**WRITTEN REQUEST:**
Count how many lines of the material contain the string "основой", then give that number and nothing more.

--- START OF EXTRACTED MATERIAL ---

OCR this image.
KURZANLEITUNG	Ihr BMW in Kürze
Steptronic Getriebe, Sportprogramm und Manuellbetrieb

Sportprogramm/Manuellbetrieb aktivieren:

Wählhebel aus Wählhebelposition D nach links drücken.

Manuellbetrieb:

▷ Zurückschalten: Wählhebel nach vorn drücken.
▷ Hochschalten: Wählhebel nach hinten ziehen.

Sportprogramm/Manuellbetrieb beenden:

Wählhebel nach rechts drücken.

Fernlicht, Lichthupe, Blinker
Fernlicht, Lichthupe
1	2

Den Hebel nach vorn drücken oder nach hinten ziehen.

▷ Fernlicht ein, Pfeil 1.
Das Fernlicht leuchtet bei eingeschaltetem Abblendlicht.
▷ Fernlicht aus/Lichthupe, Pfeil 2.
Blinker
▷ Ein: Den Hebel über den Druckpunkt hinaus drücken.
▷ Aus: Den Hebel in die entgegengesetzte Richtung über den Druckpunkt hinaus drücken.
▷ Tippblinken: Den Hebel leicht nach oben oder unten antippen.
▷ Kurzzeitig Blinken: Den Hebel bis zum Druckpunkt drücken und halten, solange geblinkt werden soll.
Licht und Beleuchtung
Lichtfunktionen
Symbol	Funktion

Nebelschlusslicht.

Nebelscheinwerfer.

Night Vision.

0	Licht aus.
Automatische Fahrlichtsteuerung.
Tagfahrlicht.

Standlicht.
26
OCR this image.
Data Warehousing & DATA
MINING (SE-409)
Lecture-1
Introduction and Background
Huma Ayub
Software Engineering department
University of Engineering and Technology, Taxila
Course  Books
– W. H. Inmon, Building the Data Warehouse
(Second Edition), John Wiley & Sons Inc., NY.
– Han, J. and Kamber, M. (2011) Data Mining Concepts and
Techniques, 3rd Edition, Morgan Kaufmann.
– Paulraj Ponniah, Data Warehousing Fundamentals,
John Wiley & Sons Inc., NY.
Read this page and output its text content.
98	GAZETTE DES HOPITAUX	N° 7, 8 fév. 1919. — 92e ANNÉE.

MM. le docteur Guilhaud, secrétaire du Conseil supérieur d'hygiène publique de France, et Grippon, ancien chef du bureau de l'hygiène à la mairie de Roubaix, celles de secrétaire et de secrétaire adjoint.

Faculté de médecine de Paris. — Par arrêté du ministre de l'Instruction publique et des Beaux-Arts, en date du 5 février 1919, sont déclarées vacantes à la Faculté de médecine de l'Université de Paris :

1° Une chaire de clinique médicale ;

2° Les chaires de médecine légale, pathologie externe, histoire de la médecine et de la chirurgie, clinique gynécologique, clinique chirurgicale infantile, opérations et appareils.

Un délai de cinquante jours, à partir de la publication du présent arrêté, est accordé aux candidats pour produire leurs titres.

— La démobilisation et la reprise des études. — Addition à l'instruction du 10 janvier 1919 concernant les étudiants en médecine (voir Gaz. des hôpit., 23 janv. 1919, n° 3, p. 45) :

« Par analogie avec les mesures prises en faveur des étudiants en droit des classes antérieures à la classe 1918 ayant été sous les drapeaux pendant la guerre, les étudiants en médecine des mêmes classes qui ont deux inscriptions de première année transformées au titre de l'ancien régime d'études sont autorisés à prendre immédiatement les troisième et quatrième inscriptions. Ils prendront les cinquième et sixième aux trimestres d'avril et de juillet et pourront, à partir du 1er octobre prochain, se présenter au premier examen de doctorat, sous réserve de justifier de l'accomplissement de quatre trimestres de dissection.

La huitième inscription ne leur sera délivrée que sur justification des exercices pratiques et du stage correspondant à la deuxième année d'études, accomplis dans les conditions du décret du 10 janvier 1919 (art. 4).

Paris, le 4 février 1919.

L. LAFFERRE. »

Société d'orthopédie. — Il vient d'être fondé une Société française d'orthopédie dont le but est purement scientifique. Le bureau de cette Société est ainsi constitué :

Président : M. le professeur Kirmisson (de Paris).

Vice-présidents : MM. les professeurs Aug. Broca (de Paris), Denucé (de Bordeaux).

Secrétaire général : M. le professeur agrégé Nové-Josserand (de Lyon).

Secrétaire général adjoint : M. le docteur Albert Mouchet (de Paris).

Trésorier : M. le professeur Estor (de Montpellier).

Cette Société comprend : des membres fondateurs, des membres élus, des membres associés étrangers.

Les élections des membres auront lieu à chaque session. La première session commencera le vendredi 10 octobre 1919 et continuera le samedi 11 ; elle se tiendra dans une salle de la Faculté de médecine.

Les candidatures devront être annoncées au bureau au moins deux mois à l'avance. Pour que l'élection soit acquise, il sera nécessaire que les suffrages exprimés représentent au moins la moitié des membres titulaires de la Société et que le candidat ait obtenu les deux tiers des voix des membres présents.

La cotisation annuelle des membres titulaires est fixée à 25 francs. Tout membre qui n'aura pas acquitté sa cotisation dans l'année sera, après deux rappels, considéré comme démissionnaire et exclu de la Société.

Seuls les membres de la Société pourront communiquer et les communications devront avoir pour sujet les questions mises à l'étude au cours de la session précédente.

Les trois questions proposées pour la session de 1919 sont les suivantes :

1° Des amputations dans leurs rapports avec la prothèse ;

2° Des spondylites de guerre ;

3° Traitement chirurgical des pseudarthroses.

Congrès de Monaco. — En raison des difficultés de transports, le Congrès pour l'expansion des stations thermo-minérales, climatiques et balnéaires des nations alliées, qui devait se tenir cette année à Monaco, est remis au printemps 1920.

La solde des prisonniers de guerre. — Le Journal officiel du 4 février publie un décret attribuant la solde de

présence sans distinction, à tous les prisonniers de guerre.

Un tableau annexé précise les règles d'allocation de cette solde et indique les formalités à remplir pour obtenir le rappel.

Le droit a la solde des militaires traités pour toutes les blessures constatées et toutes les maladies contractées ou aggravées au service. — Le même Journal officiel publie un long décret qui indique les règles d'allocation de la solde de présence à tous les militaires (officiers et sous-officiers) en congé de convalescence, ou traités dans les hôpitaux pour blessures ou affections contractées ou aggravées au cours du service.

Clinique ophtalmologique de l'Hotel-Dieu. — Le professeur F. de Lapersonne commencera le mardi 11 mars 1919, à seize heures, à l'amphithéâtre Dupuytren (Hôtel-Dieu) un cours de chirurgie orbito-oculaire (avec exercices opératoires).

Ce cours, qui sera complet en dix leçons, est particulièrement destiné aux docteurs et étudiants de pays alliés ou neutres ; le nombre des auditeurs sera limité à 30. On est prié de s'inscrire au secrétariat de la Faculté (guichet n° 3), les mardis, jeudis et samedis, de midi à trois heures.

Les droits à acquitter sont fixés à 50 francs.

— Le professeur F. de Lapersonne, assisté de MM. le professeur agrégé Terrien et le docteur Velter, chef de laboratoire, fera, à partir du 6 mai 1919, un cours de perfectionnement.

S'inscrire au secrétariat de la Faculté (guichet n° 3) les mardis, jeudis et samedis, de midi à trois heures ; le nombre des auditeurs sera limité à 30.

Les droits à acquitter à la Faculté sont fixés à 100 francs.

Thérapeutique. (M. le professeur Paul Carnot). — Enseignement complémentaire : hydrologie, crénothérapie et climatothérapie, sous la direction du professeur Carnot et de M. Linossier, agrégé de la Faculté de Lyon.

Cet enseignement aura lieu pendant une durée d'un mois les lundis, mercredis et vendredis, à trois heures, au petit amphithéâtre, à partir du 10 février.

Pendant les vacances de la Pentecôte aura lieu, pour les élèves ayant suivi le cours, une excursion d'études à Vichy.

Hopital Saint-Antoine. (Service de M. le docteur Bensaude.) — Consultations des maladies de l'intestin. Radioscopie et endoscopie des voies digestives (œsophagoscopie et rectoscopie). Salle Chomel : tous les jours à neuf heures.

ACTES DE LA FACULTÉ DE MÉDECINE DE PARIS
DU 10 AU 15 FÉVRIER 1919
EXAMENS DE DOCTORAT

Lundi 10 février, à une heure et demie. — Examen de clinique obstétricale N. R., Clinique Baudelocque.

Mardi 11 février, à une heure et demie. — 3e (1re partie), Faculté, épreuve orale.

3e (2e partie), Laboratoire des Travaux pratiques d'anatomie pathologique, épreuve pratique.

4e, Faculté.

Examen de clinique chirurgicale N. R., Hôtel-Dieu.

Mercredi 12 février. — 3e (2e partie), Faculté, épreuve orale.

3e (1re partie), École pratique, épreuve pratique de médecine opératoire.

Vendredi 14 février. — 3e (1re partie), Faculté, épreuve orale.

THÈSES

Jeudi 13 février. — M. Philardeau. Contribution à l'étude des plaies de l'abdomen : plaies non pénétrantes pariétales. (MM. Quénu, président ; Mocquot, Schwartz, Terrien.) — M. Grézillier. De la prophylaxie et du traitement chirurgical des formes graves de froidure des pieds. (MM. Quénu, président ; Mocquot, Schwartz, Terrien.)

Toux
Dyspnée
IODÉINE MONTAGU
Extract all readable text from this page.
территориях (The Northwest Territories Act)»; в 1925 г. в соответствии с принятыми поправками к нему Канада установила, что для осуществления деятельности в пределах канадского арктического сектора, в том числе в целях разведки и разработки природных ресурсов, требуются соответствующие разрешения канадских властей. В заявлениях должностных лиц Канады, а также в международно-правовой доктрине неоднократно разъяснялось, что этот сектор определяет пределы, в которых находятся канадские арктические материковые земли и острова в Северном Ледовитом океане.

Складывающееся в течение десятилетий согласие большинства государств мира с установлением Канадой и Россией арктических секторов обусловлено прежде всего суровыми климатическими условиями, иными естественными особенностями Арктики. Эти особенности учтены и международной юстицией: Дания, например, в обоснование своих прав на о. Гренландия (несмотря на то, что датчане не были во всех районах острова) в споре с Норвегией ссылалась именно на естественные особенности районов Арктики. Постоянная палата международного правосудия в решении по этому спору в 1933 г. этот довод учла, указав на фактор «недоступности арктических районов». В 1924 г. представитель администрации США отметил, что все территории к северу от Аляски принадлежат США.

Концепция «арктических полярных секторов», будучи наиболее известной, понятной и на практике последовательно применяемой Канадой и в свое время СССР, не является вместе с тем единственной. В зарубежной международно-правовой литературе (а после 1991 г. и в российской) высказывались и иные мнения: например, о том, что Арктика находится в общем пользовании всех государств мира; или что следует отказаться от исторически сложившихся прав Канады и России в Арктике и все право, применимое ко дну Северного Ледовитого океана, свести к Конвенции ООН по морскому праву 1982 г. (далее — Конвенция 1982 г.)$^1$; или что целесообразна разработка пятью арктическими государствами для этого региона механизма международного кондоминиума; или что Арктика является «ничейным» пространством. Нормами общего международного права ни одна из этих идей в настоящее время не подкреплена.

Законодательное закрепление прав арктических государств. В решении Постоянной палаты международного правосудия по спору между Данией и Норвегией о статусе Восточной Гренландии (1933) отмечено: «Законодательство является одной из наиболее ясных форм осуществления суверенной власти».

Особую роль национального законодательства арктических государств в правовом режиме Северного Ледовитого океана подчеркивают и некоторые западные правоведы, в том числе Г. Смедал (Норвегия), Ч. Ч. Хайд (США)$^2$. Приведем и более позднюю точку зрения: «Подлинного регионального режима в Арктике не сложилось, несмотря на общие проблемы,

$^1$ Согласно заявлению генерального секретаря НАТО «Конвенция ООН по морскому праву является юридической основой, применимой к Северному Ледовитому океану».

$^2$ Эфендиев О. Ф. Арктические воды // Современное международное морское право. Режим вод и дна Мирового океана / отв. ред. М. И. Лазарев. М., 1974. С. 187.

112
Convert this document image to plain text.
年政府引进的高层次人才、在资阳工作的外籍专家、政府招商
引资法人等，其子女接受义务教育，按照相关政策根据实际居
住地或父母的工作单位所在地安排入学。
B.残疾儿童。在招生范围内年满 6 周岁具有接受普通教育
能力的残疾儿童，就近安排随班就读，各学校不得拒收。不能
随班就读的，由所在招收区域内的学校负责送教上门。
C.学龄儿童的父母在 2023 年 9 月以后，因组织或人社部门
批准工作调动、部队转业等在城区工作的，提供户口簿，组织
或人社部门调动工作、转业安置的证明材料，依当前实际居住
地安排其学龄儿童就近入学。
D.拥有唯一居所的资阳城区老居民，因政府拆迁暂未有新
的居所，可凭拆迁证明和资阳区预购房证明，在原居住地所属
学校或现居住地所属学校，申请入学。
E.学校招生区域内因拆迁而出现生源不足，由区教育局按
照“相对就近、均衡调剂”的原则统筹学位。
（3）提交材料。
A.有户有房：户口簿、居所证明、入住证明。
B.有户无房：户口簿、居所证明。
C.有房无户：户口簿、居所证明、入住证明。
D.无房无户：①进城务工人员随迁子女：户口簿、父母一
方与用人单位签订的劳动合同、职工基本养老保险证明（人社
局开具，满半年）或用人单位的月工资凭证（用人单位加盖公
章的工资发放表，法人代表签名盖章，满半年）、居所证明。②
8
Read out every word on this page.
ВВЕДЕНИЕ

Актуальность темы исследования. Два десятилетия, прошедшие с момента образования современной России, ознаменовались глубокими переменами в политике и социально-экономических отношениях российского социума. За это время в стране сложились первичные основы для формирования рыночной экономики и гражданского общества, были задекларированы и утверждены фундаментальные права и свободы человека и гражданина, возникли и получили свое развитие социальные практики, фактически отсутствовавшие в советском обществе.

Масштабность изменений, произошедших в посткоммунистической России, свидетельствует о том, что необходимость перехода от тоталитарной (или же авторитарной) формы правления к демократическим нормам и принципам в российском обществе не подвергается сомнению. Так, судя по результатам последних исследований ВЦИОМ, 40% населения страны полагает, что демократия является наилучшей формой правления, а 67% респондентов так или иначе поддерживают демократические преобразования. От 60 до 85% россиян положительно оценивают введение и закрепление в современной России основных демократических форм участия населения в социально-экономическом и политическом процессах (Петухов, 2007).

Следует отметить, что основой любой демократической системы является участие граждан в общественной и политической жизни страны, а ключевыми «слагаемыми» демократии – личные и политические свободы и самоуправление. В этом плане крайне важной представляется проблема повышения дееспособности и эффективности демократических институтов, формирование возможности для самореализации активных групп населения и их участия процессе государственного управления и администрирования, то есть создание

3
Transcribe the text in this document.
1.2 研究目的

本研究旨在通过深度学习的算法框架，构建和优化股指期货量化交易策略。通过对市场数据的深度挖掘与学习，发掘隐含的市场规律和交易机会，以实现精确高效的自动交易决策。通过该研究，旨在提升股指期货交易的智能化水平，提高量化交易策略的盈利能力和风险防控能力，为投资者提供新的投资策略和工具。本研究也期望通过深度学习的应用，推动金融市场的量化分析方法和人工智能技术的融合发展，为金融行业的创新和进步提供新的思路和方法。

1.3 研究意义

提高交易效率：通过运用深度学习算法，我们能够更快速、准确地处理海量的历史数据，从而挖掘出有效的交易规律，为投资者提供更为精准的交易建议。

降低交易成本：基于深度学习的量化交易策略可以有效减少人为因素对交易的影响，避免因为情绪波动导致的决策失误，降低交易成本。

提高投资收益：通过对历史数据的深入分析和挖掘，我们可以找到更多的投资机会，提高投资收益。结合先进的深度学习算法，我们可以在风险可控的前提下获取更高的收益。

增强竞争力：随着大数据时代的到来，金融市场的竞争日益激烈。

--- END OF EXTRACTED MATERIAL ---

**EXERCISE ANSWER:**
2